▶ Work to be completed
Write out every entry word for word.

Stored data:
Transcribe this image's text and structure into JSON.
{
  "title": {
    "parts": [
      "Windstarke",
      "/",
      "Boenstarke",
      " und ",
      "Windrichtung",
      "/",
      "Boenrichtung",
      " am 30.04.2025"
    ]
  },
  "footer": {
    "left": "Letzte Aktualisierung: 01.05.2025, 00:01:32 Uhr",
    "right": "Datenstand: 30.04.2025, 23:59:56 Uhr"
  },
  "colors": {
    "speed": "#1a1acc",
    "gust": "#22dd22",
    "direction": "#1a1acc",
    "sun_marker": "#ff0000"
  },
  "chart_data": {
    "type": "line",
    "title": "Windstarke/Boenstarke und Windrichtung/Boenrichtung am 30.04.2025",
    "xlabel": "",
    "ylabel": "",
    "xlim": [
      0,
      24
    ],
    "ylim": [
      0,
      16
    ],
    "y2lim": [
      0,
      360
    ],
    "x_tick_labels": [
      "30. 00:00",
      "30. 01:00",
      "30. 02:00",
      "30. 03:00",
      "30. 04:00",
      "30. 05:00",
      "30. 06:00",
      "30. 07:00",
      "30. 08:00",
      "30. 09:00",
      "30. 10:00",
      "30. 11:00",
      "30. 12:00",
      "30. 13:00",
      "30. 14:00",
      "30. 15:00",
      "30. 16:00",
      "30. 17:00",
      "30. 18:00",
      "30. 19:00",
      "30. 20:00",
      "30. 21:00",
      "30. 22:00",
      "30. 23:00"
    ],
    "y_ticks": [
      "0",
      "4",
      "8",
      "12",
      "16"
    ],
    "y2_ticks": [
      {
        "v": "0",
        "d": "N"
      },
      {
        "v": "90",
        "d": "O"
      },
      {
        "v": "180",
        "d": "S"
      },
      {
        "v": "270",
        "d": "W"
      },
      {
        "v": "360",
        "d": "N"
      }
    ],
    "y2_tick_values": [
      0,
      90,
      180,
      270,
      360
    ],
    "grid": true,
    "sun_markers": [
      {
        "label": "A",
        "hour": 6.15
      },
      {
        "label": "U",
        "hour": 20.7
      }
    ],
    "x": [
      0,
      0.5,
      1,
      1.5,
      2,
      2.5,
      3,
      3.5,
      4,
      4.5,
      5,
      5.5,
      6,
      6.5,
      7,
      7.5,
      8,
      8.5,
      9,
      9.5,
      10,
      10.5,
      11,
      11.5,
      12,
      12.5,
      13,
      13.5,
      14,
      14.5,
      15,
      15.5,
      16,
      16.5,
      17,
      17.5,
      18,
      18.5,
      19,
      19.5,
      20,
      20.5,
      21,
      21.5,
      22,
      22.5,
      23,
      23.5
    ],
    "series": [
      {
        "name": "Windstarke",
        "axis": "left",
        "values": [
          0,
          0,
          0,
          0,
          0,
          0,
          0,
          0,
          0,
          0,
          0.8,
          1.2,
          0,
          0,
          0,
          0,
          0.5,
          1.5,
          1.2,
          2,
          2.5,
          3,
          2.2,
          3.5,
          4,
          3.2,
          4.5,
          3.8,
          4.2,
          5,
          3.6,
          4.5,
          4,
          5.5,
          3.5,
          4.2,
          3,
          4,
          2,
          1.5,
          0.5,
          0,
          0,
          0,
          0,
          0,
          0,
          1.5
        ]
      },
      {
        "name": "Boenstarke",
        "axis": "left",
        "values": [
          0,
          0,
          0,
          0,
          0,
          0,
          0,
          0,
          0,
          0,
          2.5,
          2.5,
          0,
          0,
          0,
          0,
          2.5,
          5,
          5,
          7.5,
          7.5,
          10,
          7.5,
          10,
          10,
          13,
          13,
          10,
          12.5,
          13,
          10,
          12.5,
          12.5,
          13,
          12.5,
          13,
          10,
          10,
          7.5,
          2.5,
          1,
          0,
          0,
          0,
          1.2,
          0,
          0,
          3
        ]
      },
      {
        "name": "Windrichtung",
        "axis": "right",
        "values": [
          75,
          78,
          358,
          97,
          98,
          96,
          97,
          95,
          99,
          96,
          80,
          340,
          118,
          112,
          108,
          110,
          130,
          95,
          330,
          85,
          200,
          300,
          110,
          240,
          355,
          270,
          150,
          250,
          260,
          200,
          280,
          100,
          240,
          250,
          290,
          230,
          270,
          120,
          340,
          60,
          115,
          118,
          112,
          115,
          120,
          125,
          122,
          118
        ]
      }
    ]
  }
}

▶ Solution for this task
Transcribe this image's text and structure into JSON.
{
  "title": {
    "parts": [
      "Windstarke",
      "/",
      "Boenstarke",
      " und ",
      "Windrichtung",
      "/",
      "Boenrichtung",
      " am 30.04.2025"
    ]
  },
  "footer": {
    "left": "Letzte Aktualisierung: 01.05.2025, 00:01:32 Uhr",
    "right": "Datenstand: 30.04.2025, 23:59:56 Uhr"
  },
  "colors": {
    "speed": "#1a1acc",
    "gust": "#22dd22",
    "direction": "#1a1acc",
    "sun_marker": "#ff0000"
  },
  "chart_data": {
    "type": "line",
    "title": "Windstarke/Boenstarke und Windrichtung/Boenrichtung am 30.04.2025",
    "xlabel": "",
    "ylabel": "",
    "xlim": [
      0,
      24
    ],
    "ylim": [
      0,
      16
    ],
    "y2lim": [
      0,
      360
    ],
    "x_tick_labels": [
      "30. 00:00",
      "30. 01:00",
      "30. 02:00",
      "30. 03:00",
      "30. 04:00",
      "30. 05:00",
      "30. 06:00",
      "30. 07:00",
      "30. 08:00",
      "30. 09:00",
      "30. 10:00",
      "30. 11:00",
      "30. 12:00",
      "30. 13:00",
      "30. 14:00",
      "30. 15:00",
      "30. 16:00",
      "30. 17:00",
      "30. 18:00",
      "30. 19:00",
      "30. 20:00",
      "30. 21:00",
      "30. 22:00",
      "30. 23:00"
    ],
    "y_ticks": [
      "0",
      "4",
      "8",
      "12",
      "16"
    ],
    "y2_ticks": [
      {
        "v": "0",
        "d": "N"
      },
      {
        "v": "90",
        "d": "O"
      },
      {
        "v": "180",
        "d": "S"
      },
      {
        "v": "270",
        "d": "W"
      },
      {
        "v": "360",
        "d": "N"
      }
    ],
    "y2_tick_values": [
      0,
      90,
      180,
      270,
      360
    ],
    "grid": true,
    "sun_markers": [
      {
        "label": "A",
        "hour": 6.15
      },
      {
        "label": "U",
        "hour": 20.7
      }
    ],
    "x": [
      0,
      0.5,
      1,
      1.5,
      2,
      2.5,
      3,
      3.5,
      4,
      4.5,
      5,
      5.5,
      6,
      6.5,
      7,
      7.5,
      8,
      8.5,
      9,
      9.5,
      10,
      10.5,
      11,
      11.5,
      12,
      12.5,
      13,
      13.5,
      14,
      14.5,
      15,
      15.5,
      16,
      16.5,
      17,
      17.5,
      18,
      18.5,
      19,
      19.5,
      20,
      20.5,
      21,
      21.5,
      22,
      22.5,
      23,
      23.5
    ],
    "series": [
      {
        "name": "Windstarke",
        "axis": "left",
        "values": [
          0,
          0,
          0,
          0,
          0,
          0,
          0,
          0,
          0,
          0,
          0.8,
          1.2,
          0,
          0,
          0,
          0,
          0.5,
          1.5,
          1.2,
          2,
          2.5,
          3,
          2.2,
          3.5,
          4,
          3.2,
          4.5,
          3.8,
          4.2,
          5,
          3.6,
          4.5,
          4,
          5.5,
          3.5,
          4.2,
          3,
          4,
          2,
          1.5,
          0.5,
          0,
          0,
          0,
          0,
          0,
          0,
          1.5
        ]
      },
      {
        "name": "Boenstarke",
        "axis": "left",
        "values": [
          0,
          0,
          0,
          0,
          0,
          0,
          0,
          0,
          0,
          0,
          2.5,
          2.5,
          0,
          0,
          0,
          0,
          2.5,
          5,
          5,
          7.5,
          7.5,
          10,
          7.5,
          10,
          10,
          13,
          13,
          10,
          12.5,
          13,
          10,
          12.5,
          12.5,
          13,
          12.5,
          13,
          10,
          10,
          7.5,
          2.5,
          1,
          0,
          0,
          0,
          1.2,
          0,
          0,
          3
        ]
      },
      {
        "name": "Windrichtung",
        "axis": "right",
        "values": [
          75,
          78,
          358,
          97,
          98,
          96,
          97,
          95,
          99,
          96,
          80,
          340,
          118,
          112,
          108,
          110,
          130,
          95,
          330,
          85,
          200,
          300,
          110,
          240,
          355,
          270,
          150,
          250,
          260,
          200,
          280,
          100,
          240,
          250,
          290,
          230,
          270,
          120,
          340,
          60,
          115,
          118,
          112,
          115,
          120,
          125,
          122,
          118
        ]
      }
    ]
  }
}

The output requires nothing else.